Recorded data
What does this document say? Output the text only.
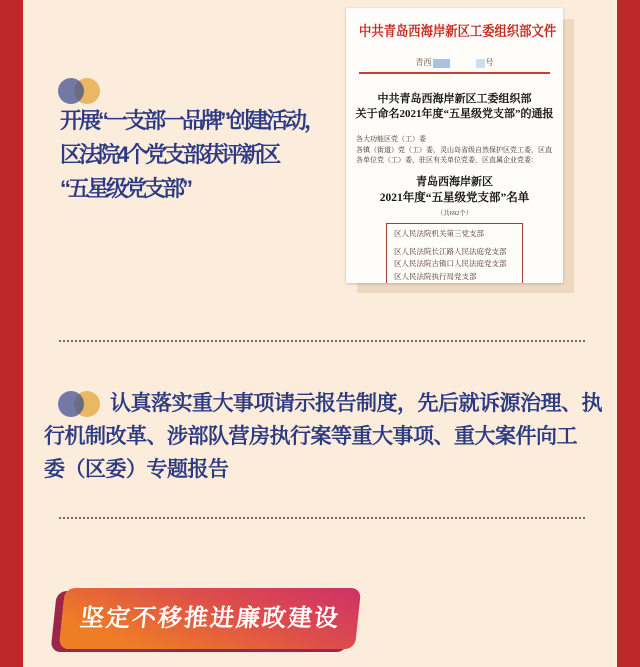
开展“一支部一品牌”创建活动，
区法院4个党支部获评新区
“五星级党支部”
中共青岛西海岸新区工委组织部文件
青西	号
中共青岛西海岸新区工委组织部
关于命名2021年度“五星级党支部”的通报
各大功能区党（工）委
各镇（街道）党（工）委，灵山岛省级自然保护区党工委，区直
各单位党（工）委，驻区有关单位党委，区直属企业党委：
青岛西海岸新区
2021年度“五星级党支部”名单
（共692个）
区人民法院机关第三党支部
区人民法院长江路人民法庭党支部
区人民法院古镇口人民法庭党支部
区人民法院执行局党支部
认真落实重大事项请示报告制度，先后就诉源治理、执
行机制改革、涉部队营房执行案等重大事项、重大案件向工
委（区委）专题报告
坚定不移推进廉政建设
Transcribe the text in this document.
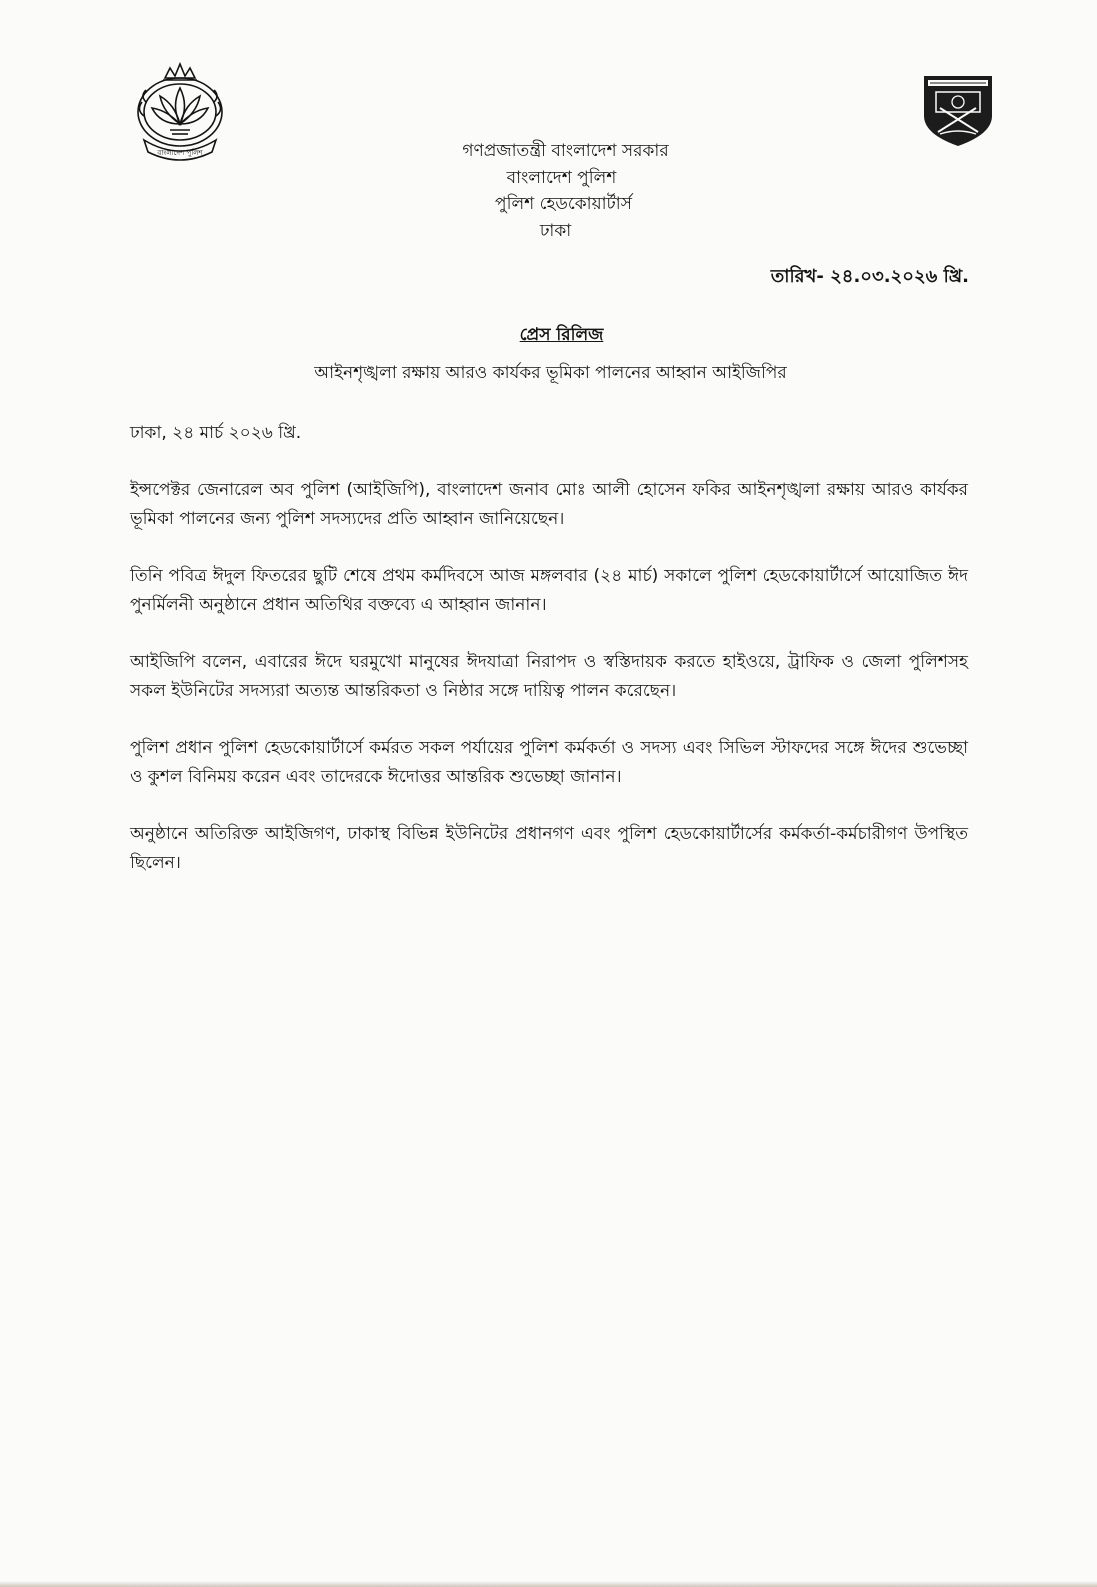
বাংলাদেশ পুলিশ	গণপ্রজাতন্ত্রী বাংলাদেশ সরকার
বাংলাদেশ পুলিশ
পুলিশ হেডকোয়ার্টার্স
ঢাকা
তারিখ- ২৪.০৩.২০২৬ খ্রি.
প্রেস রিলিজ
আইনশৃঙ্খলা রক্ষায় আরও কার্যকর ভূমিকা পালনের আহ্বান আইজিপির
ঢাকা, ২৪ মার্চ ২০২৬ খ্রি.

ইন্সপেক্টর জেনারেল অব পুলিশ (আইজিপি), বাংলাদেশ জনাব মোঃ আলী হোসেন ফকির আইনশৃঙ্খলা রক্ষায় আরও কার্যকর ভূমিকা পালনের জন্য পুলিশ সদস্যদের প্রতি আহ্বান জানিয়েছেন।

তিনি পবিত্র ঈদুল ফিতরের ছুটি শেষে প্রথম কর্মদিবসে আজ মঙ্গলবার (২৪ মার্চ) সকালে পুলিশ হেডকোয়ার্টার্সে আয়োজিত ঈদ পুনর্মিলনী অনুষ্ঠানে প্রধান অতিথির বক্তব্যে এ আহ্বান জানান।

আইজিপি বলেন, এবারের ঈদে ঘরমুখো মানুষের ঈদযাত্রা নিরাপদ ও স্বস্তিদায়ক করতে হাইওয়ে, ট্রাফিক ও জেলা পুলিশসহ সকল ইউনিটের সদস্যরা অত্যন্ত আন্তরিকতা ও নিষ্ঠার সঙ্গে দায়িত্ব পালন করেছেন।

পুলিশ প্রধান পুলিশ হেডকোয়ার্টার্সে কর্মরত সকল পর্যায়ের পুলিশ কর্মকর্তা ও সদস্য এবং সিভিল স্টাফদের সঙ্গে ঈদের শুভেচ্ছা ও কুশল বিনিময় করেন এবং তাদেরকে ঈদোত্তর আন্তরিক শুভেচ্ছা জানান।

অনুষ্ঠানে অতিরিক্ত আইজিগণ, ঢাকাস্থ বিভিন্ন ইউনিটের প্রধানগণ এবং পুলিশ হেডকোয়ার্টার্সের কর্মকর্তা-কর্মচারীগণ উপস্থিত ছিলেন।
---
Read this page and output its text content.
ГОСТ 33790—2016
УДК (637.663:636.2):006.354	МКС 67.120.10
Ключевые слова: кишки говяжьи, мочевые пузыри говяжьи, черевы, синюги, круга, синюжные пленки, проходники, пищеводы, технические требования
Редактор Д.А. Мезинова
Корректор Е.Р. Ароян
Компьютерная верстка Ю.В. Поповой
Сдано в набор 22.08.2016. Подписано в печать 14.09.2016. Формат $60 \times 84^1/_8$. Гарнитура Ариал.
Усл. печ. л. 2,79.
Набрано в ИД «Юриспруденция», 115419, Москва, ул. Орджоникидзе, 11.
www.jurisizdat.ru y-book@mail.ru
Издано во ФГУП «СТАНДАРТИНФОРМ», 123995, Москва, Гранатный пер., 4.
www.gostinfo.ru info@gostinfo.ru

*WHAT IS ASKED*
A line counts if it holds the word "text". How many lines of the entries count? Give the number only.

*CORRECT OUTPUT*
3